■ **GOALS**:
(A) In the article on SAS regression encodings, which option can you use in many SAS procedures to change the default encoding?
(B) Pick up the article on SAS classification-variable encodings after its final sentence and keep writing.

>> start GIVEN TEXT

SAS regression procedures support several parameterizations of classification variables. When a categorical variable is used as an explanatory variable in a regression model, the procedure generates dummy variables that are used to construct a design matrix for the model. The process of forming columns in a design matrix is called a *parameterization* or *encoding*. In SAS, most regression procedures use either the GLM encoding, the EFFECT encoding, or the REFERENCE encoding. This article summarizes the default and optional encodings for each regression procedure in SAS/STAT. In many SAS procedures, you can use the PARAM= option to change the default encoding.

The documentation section "Parameterization of Model Effects" provides
a complete list of the encodings in SAS
and shows how the design matrices are constructed from the levels. (The *levels* are the values of a classification variable.)
Pasta (2005) gives examples and further discussion.

### Default and optional encodings for SAS regression procedures

The following SAS regression procedures support the CLASS statement or a similar syntax. The columns GLM, REFERENCE, and EFFECT indicate the three most common encodings. The word "Default" indicates the default encoding. For procedures that support the PARAM= option, the column indicates the supported encodings. The word *All* means that the procedure supports the complete list of SAS encodings. Most procedures default to using the GLM encoding; the exceptions are highlighted.

Procedure |
GLM | REFERENCE |
EFFECT | PARAM= |

ADAPTIVEREG |
Default | |||

ANOVA |
Default | |||

BGLIMM |
Default | Yes | Yes | GLM | EFFECT | REF |

CATMOD |
Default | |||

FMM |
Default | |||

GAM |
Default | |||

GAMPL |
Default | Yes | GLM | REF | |

GEE |
Default | |||

GENMOD |
Default | Yes | Yes | All |

GLIMMIX |
Default | |||

GLM |
Default | |||

GLMSELECT |
Default | Yes | Yes | All |

HP regression procedures |
Default | Yes | GLM | REF | |

HPMIXED |
Default | |||

ICPHREG |
Default | Yes | Yes | All |

LIFEREG |
Default | |||

LOGISTIC |
Yes | Yes | Default | All |

MIXED |
Default | |||

ORTHOREG |
Default | Yes | Yes | All |

PLS |
Default | |||

PROBIT |
Default | |||

PHREG |
Yes | Default | Yes | All |

QUANTLIFE |
Default | |||

QUANTREG |
Default | |||

QUANTSELECT |
Default | Yes | Yes | All |

RMTSREG |
Default | Yes | Yes | All |

ROBUSTREG |
Default | |||

SURVEYLOGISTIC |
Yes | Yes | Default | All |

SURVEYPHREG |
Default | Yes | Yes | All |

SURVEYREG |
Default | |||

TRANSREG |
Yes | Default | Yes |

A few comments:

- The REFERENCE encoding is the default for PHREG and TRANSREG.
- The EFFECT encoding is the default for CATMOD, LOGISTIC, and SURVEYLOGISTIC.
- The HP regression procedures all use the GLM encoding by default and support only PARAM=GLM or PARAM=REF. The HP regression procedures include HPFMM, HPGENSELECT, HPLMIXED, HPLOGISTIC, HPNLMOD, HPPLS, HPQUANTSELECT, and HPREG. In spite of its name, GAMPL is also an HP procedure. In spite of its name, HPMIXED is NOT an HP procedure!

>> end GIVEN TEXT
>> start DATA SECTION

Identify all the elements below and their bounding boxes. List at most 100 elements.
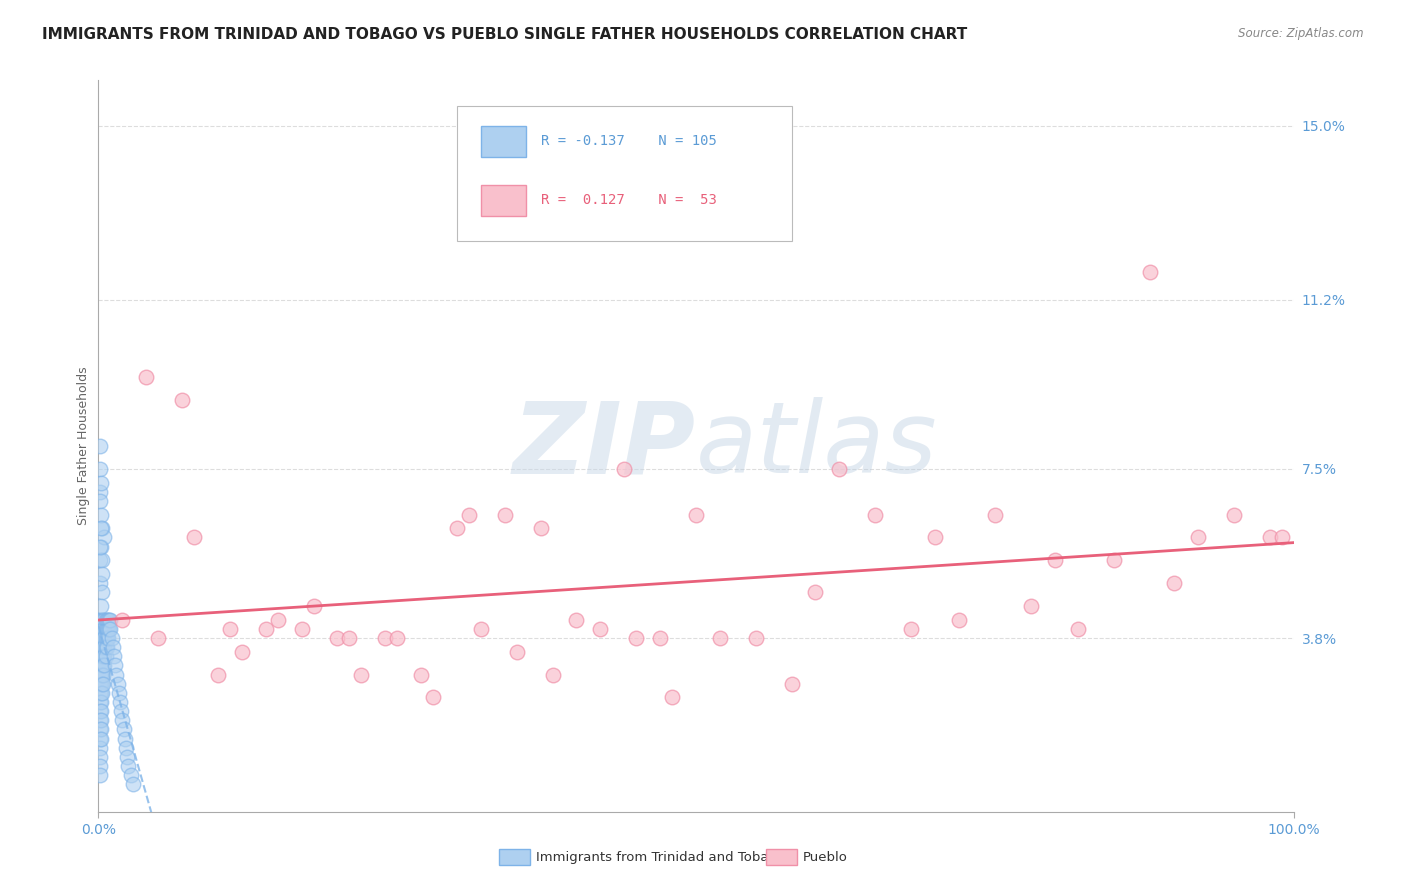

>> end DATA SECTION

■ **ANSWER SET**:
(A) The PARAM= option.

(B)
- PROC LOGISTIC and PROC HPLOGISTIC use different default encodings.
- CATMOD does not have a CLASS statement because all variables are assumed to be categorical.
- PROC TRANSREG does not support a CLASS statement. Instead, it uses a CLASS() transformation list. It uses different syntax to support parameter encodings.

### How to interpret main effects for the SAS encodings

The GLM parameterization is a singular parameterization. The other encodings are nonsingular. The "Other Parameterizations" section of the documentation gives a simple one-sentence summary of how to interpret the parameter estimates for the main effects in each encoding:

- The GLM encoding estimates the difference in the effect of each level compared to the reference level. You can use the REF= option to specify the reference level. By default, the reference level is the last ordered level. The design matrix for the GLM encoding is singular.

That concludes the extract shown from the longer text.